TASK TO CARRY OUT: Check each statement against the Dan Olofsson biography and answer yes or no, quoting the words that settle it. 1. Olofsson's family moved to Malmö when he was one year old. 2. The family business Danir was founded in 1974. 3. Star for Life was started in Jerusalem in 2013.

begin DOCUMENT SECTION

Dan Olof Olofsson (born 24 September 1950 in Ekenäs, Finland) is a Swedish entrepreneur, business leader and philanthropist.

== Biography ==
Dan Olofsson was born as the second oldest of five siblings in Ekenäs, Finland, where his father was employed as pastor of Karis from 1948 to 1951. His parents and family are rooted in Kaxås, in Jämtland in northern Sweden. When Olofsson was one year old his family moved to Malmö in southern Sweden, where he was brought up and still lives.

Olofsson attended upper secondary technical school at Pauliskolan in Malmö and graduated as Master of Science in Engineering at Lunds Tekniska Högskola in 1974. After his education, Olofsson began a career in the technology consulting industry. He started at VBB (what is now Sweco) where he during 1979 became group manager for a new venture in energy technology. Later, Dan Olofsson proceeded to become region manager for Scandiaconsult's southern division.

=== The Danir Group ===
The family business Danir was founded in 1986. Dan Olofsson has gradually, together with his son Johan Glennmo and with a long-term focus, built this group of companies. In 2024, the group had 10,000 employees in 29 countries and generated a revenue of around SEK 13.5 billion. The Group has grown primarily through new hires and the start-up of new businesses.

The main business is consulting companies that focus on supporting customers in their digitalization. This is run within the framework of Sigma, Nexer, A Society, and PION Group. The Danir Group also has financial investments.

===Thanda and Star for Life===
In 2002, Dan Olofsson decided to build the safari facility Thanda Safari with more than 14,000 hectares of land in South Africa. The safari facility is a conservation project to protect endangered species and has also for several years received the World Travel Award as “The World's Leading Luxury Lodge”. In 2016, the luxury marine reserve Thanda Island opened just off the coast of Tanzania and was awarded “The World’s Leading Exclusive Private Island” by World Travel Awards. Thanda Island has been named "The World’s Leading Exclusive Private Island" by the World Travel Awards every year from 2016 to 2023. In 2024, Thanda entered into a partnership with the internationally renowned hotel group Jumeirah. As a result, the brands Jumeirah Thanda Safari and Jumeirah Thanda Island will be used moving forward.

Olofsson's philanthropic commitment is best seen through the organization Star for Life, which he and his wife Christin launched in 2005. So far, 500,000 young people has participated in a four-year preventive programme against HIV/AIDS, promoting a healthy way of life, in South Africa, Namibia, and Sri Lanka. Since 2013, Star for Life is also established in Sweden under the name ‘Motivationslyftet’, aiming to strengthen young people's self-esteem and belief in the future. In 2021, Star for Life was started in Jerusalem with a focus on improving the living conditions of the inhabitants of East Jerusalem through investments in education and jobs.

end DOCUMENT SECTION
begin DATASET ENTRIES

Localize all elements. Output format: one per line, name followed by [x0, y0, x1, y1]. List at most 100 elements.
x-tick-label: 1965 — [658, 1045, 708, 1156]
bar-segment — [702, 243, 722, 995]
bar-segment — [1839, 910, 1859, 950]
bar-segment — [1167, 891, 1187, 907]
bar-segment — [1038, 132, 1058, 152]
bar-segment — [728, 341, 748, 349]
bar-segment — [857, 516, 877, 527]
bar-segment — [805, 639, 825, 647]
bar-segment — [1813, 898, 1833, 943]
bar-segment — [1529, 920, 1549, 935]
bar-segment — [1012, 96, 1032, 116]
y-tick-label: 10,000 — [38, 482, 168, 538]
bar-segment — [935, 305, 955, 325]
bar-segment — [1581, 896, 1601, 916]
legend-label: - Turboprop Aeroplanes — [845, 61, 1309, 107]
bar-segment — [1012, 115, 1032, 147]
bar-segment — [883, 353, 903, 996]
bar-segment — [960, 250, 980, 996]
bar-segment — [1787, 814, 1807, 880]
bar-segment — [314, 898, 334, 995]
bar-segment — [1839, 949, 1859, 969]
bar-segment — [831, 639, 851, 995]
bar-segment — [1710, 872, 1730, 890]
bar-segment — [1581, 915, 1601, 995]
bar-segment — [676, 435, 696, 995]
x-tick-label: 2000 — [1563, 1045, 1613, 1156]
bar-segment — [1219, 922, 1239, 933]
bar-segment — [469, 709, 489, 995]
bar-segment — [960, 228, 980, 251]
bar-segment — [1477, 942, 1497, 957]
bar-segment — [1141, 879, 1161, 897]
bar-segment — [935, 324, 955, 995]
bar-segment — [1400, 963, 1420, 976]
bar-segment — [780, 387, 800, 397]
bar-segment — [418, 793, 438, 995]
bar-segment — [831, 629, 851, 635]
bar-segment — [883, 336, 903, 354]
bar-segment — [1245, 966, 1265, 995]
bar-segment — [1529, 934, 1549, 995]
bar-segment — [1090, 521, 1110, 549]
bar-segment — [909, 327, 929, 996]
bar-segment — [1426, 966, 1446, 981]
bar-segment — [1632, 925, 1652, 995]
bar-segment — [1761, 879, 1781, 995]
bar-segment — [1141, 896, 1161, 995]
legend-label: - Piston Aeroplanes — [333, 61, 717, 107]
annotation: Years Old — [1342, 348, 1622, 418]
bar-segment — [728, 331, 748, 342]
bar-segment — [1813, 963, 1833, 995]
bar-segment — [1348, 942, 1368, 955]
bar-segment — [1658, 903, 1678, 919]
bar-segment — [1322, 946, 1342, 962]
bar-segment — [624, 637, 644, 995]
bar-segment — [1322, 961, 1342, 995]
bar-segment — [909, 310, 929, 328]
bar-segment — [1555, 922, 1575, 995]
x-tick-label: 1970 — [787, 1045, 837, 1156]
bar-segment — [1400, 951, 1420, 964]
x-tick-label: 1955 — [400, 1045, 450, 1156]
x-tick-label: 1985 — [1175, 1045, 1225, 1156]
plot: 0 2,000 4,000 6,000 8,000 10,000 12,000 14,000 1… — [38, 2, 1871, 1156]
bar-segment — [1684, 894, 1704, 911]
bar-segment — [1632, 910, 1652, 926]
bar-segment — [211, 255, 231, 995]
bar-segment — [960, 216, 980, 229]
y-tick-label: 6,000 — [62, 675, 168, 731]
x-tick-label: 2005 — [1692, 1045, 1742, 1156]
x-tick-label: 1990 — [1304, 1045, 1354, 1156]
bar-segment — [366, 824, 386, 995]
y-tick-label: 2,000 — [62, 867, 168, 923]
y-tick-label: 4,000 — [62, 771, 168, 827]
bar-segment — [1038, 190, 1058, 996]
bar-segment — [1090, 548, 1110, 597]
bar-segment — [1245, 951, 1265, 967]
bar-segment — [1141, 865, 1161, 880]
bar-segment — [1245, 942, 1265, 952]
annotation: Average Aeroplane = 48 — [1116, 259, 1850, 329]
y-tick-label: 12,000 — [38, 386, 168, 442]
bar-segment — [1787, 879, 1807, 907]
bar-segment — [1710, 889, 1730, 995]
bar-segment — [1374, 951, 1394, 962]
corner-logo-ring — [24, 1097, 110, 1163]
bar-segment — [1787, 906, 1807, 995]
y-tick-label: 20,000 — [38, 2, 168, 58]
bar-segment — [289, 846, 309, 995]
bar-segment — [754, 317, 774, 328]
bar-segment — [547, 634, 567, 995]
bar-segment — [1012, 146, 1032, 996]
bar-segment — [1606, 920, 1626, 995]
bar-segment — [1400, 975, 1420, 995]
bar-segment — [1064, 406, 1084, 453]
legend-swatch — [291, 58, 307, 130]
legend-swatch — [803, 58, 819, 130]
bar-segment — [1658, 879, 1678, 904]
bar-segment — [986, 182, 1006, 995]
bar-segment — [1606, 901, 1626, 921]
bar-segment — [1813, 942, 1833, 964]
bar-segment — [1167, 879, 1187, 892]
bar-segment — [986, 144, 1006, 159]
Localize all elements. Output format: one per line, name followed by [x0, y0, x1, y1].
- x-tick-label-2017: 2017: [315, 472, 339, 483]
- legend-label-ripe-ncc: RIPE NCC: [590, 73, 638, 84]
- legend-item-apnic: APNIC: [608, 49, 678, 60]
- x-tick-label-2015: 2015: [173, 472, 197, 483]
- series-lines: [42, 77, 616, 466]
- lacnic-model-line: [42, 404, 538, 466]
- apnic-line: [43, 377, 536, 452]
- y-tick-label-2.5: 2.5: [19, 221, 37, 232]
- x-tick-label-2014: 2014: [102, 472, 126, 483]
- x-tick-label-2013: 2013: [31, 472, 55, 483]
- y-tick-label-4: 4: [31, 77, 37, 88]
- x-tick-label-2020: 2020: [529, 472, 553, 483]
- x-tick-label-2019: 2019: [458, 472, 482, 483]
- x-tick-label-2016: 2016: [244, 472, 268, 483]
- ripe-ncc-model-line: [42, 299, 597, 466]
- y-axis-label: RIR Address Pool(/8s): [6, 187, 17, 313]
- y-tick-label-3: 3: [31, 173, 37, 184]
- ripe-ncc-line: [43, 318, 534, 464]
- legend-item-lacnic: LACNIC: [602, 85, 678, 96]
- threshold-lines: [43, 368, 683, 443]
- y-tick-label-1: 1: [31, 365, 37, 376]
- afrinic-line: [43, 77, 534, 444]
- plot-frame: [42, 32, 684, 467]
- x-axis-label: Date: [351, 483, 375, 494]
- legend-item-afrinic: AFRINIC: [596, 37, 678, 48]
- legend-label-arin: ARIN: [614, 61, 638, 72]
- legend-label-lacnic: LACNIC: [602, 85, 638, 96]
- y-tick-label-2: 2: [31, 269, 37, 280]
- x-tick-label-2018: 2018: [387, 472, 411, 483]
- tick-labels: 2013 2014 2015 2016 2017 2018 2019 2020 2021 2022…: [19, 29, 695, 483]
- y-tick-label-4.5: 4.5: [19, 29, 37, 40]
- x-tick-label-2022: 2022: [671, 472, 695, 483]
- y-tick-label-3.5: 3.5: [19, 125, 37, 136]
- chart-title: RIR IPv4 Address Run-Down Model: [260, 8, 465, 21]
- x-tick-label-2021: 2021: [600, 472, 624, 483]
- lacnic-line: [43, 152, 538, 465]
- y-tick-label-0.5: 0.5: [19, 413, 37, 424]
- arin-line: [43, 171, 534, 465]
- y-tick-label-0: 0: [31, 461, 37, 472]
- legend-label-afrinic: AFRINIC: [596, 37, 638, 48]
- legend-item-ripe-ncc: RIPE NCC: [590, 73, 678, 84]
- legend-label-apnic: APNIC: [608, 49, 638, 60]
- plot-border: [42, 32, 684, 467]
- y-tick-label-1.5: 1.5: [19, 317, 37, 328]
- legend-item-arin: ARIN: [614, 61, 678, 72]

end DATASET ENTRIES

OUTPUT FOR THIS EXERCISE:
1. Yes: "When Olofsson was one year old his family moved to Malmö in southern Sweden"
2. No: "The family business Danir was founded in 1986."
3. No: "In 2021, Star for Life was started in Jerusalem"